Your goal: Go through the records and show each line where the word "JSON" occurs.

— START Entries supplied —

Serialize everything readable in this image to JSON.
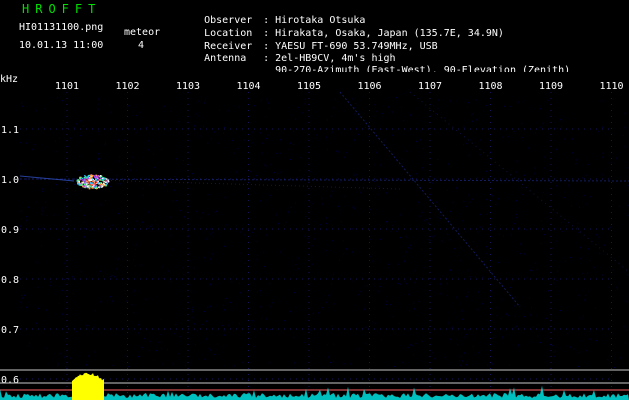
{
  "header": {
    "app_title": "HROFFT",
    "filename": "HI01131100.png",
    "datetime": "10.01.13 11:00",
    "meteor_label": "meteor",
    "meteor_count": "4",
    "station": [
      {
        "key": "Observer",
        "value": "Hirotaka Otsuka"
      },
      {
        "key": "Location",
        "value": "Hirakata, Osaka, Japan (135.7E, 34.9N)"
      },
      {
        "key": "Receiver",
        "value": "YAESU FT-690 53.749MHz, USB"
      },
      {
        "key": "Antenna",
        "value": "2el-HB9CV, 4m's high"
      },
      {
        "key": "",
        "value": "90-270-Azimuth (East-West), 90-Elevation (Zenith)"
      }
    ]
  },
  "spectrogram": {
    "y_unit": "kHz",
    "time_ticks": [
      "1101",
      "1102",
      "1103",
      "1104",
      "1105",
      "1106",
      "1107",
      "1108",
      "1109",
      "1110"
    ],
    "freq_ticks": [
      "1.1",
      "1.0",
      "0.9",
      "0.8",
      "0.7",
      "0.6"
    ],
    "colors": {
      "background": "#000000",
      "noise": "#00003c",
      "trace": "#1a2a8a",
      "meteor_core": "#ff3030",
      "meteor_edge": "#30c0ff",
      "yellow_burst": "#ffff00",
      "cyan_baseline": "#00e0e0",
      "band_line_upper": "#c8c8c8",
      "band_line_lower": "#ff6060"
    }
  }
}
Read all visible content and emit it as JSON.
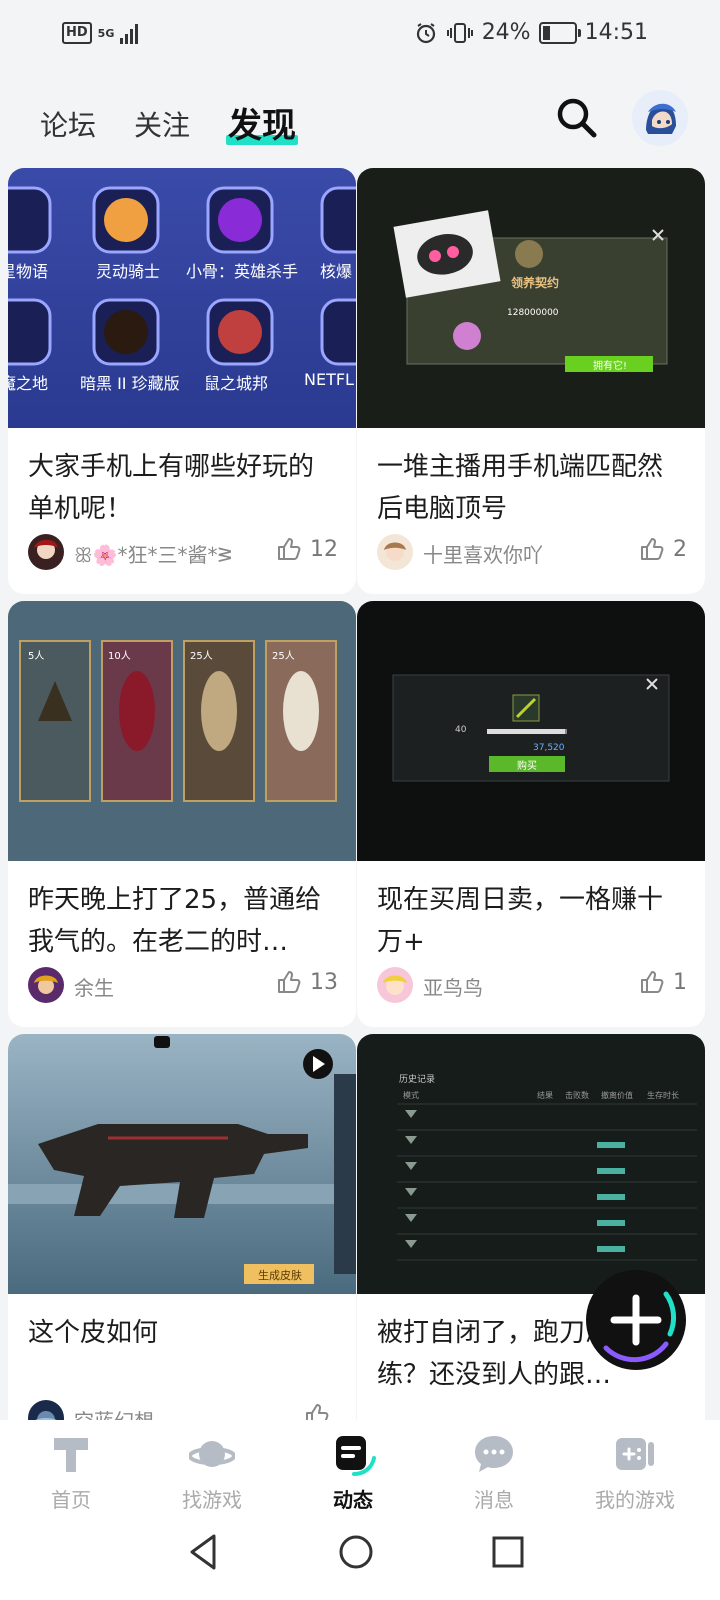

— END Entries supplied —

Output of the task:
Serialize everything readable in this image to JSON.
Read all visible content and emit it as JSON.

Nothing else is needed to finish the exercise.